Your task = Examine the records and identify each line that includes the string "this". Copy those lines.

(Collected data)
# # # #

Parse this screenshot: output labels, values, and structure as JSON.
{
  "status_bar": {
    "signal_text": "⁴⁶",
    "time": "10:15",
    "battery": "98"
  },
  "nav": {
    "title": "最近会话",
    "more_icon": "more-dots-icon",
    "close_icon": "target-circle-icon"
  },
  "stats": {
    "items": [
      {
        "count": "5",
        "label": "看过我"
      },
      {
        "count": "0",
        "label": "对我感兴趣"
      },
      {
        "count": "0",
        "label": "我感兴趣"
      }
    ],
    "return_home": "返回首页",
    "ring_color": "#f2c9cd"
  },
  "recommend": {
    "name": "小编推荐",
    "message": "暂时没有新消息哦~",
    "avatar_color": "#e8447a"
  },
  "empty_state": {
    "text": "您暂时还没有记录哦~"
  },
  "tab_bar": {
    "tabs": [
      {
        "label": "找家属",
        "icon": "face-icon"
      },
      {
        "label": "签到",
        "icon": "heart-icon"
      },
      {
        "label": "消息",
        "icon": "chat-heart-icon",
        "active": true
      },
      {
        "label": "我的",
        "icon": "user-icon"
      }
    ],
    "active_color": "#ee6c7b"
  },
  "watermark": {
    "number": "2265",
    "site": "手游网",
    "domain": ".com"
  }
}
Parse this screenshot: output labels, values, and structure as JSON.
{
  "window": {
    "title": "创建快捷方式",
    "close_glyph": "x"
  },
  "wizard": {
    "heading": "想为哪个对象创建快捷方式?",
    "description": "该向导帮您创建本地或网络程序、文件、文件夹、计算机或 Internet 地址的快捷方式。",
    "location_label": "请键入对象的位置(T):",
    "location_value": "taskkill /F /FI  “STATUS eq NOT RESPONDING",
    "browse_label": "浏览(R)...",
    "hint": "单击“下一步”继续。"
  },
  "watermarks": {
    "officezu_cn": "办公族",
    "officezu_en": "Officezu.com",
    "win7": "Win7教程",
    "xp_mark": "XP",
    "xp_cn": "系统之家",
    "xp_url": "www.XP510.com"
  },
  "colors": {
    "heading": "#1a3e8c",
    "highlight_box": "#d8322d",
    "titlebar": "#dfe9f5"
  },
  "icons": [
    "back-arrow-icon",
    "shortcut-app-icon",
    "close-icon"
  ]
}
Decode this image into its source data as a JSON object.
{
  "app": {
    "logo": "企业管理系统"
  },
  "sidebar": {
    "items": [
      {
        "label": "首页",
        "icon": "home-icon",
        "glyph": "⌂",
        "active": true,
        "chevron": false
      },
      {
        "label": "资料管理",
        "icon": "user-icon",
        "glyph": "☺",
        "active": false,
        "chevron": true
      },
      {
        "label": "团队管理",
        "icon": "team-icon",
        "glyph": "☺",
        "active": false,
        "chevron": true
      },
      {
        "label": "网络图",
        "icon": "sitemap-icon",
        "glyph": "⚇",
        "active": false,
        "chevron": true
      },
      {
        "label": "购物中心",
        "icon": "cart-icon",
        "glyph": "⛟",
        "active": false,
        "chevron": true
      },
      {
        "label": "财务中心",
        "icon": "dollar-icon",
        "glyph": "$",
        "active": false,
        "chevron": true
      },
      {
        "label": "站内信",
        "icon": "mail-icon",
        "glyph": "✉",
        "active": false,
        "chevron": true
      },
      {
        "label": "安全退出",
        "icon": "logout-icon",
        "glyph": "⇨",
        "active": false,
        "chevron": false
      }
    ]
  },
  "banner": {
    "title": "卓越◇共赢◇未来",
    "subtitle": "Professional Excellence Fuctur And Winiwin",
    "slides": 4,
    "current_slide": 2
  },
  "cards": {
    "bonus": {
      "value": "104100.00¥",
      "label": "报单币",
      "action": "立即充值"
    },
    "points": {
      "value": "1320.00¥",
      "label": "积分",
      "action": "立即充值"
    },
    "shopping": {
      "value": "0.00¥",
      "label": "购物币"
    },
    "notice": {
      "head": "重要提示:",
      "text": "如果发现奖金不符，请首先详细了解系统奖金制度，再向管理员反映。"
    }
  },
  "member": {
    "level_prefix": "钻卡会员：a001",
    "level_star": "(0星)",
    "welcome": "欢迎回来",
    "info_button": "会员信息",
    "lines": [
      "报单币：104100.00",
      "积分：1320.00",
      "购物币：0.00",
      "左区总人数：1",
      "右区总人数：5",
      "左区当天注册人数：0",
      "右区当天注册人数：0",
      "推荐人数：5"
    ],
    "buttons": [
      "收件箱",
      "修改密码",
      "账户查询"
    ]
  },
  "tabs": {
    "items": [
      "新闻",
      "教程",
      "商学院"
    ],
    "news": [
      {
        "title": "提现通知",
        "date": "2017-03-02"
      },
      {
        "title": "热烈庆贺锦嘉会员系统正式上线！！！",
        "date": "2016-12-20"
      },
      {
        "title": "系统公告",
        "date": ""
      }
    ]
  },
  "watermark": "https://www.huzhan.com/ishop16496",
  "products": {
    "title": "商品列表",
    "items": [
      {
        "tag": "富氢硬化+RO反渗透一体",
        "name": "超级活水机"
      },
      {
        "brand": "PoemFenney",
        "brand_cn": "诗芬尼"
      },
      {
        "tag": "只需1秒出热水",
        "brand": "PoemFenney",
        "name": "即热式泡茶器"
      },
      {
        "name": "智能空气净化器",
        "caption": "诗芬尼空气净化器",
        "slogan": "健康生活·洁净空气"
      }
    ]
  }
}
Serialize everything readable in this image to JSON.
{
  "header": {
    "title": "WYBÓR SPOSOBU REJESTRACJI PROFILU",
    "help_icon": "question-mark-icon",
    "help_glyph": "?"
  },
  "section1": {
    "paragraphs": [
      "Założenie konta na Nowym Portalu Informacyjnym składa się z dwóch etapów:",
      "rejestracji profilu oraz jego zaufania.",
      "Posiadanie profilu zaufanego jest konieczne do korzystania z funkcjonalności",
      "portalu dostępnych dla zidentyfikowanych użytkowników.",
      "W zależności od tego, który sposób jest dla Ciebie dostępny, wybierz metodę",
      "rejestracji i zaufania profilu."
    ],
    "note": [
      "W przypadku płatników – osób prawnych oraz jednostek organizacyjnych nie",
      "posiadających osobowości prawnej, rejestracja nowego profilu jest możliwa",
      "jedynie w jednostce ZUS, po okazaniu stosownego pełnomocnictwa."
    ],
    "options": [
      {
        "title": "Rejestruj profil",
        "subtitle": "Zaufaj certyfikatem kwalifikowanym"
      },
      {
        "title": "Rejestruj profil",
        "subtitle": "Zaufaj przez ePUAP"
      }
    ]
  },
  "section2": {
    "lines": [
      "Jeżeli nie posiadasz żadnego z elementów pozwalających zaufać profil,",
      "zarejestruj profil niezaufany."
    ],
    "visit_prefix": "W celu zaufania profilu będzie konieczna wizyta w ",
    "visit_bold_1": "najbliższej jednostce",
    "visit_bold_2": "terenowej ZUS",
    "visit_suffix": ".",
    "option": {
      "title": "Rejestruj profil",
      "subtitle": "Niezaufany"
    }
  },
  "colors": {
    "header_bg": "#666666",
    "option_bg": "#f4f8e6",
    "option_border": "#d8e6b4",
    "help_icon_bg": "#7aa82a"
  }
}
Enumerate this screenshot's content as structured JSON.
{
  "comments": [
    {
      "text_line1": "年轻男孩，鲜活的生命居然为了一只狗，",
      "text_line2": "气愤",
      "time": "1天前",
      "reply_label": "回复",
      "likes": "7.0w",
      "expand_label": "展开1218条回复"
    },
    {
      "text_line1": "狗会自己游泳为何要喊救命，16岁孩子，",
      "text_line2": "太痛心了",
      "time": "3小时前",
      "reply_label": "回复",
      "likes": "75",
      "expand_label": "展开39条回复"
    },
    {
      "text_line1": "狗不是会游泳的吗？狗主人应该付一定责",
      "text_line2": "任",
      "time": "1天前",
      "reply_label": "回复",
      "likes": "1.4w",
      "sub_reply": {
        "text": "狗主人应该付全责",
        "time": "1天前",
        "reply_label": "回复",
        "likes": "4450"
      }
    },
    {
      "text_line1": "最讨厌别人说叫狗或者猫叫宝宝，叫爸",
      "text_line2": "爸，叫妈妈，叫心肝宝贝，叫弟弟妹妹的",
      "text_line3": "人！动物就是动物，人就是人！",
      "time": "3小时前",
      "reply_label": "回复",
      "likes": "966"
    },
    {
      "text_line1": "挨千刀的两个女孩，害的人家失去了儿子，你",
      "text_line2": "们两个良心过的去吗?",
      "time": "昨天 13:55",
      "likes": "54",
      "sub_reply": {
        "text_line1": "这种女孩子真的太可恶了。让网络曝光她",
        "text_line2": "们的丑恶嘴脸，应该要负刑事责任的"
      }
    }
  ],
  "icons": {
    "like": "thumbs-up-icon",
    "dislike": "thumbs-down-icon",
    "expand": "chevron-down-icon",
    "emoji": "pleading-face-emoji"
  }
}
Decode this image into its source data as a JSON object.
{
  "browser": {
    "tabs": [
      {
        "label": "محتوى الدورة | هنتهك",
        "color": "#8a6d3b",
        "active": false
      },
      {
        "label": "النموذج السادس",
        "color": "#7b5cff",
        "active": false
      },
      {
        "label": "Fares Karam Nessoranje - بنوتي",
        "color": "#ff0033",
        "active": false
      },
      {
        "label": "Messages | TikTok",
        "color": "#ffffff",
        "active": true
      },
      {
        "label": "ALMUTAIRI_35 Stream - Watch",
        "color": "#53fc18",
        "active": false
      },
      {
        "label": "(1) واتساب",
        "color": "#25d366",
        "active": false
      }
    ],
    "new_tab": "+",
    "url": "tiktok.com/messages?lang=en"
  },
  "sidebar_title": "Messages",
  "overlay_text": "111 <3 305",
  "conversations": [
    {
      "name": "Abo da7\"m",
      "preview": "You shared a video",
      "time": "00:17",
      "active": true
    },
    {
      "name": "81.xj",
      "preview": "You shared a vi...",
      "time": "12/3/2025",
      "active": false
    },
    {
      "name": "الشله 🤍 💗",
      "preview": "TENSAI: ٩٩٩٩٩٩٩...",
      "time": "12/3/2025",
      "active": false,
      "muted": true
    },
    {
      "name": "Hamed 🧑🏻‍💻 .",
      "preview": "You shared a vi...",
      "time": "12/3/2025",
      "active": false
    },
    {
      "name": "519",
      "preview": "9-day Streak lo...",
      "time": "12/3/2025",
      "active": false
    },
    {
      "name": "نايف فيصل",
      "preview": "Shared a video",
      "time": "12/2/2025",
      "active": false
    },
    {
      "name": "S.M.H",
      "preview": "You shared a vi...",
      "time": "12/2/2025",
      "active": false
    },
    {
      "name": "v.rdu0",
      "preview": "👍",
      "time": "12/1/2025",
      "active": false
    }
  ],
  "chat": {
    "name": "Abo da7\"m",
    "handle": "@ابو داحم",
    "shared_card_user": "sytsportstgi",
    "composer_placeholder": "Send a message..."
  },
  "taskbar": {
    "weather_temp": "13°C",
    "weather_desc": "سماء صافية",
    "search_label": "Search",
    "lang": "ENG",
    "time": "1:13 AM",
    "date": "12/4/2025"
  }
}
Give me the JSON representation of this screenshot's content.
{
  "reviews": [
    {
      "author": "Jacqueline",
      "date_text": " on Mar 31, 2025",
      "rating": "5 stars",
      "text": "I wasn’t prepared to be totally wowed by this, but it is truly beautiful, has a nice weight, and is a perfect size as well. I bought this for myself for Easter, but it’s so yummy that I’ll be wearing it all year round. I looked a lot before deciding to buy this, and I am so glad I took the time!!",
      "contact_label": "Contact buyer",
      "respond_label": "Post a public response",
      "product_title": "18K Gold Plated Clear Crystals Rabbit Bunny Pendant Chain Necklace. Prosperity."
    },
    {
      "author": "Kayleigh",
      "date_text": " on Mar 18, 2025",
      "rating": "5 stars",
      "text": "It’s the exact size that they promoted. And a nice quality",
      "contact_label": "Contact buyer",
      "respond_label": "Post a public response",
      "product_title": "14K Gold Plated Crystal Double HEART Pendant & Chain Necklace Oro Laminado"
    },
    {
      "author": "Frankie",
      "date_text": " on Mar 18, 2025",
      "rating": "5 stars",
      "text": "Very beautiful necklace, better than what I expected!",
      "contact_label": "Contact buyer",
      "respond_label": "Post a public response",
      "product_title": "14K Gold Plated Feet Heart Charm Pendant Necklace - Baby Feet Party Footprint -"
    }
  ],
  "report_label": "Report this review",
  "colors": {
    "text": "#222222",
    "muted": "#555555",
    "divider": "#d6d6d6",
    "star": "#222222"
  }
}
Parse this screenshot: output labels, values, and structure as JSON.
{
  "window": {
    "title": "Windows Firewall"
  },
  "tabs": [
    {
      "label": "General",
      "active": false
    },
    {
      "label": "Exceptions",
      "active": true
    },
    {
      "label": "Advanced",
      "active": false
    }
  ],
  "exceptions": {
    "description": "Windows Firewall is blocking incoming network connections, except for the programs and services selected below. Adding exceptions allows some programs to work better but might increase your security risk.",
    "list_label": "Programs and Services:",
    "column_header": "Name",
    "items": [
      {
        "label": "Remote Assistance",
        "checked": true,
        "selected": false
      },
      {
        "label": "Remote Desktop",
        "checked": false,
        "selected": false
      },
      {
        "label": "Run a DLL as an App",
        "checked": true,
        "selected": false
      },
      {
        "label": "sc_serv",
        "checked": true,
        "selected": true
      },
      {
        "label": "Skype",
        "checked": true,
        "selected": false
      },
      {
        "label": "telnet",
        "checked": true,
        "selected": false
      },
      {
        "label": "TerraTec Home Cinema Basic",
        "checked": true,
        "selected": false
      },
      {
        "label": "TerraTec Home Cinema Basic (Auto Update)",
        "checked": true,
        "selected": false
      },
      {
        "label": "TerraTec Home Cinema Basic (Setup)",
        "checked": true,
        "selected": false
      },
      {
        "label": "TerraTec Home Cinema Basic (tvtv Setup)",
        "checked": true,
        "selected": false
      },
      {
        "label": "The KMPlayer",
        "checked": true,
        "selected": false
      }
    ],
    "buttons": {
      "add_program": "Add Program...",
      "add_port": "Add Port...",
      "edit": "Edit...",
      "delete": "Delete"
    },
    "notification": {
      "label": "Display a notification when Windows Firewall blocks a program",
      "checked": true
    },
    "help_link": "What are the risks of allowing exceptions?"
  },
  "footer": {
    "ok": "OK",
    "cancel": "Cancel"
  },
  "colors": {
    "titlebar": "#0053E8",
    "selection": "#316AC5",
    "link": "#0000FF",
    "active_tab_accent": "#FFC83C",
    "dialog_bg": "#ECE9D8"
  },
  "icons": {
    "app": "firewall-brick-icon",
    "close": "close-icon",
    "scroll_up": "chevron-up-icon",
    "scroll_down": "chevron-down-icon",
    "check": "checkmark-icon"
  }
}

# # # #

Response =
Parse this screenshot: output labels, values, and structure as JSON.
Parse this screenshot: output labels, values, and structure as JSON.
Decode this image into its source data as a JSON object.
Serialize everything readable in this image to JSON.
Enumerate this screenshot's content as structured JSON.
Decode this image into its source data as a JSON object.
Give me the JSON representation of this screenshot's content.
      "text": "I wasn’t prepared to be totally wowed by this, but it is truly beautiful, has a nice weight, and is a perfect size as well. I bought this for myself for Easter, but it’s so yummy that I’ll be wearing it all year round. I looked a lot before deciding to buy this, and I am so glad I took the time!!",
  "report_label": "Report this review",
Parse this screenshot: output labels, values, and structure as JSON.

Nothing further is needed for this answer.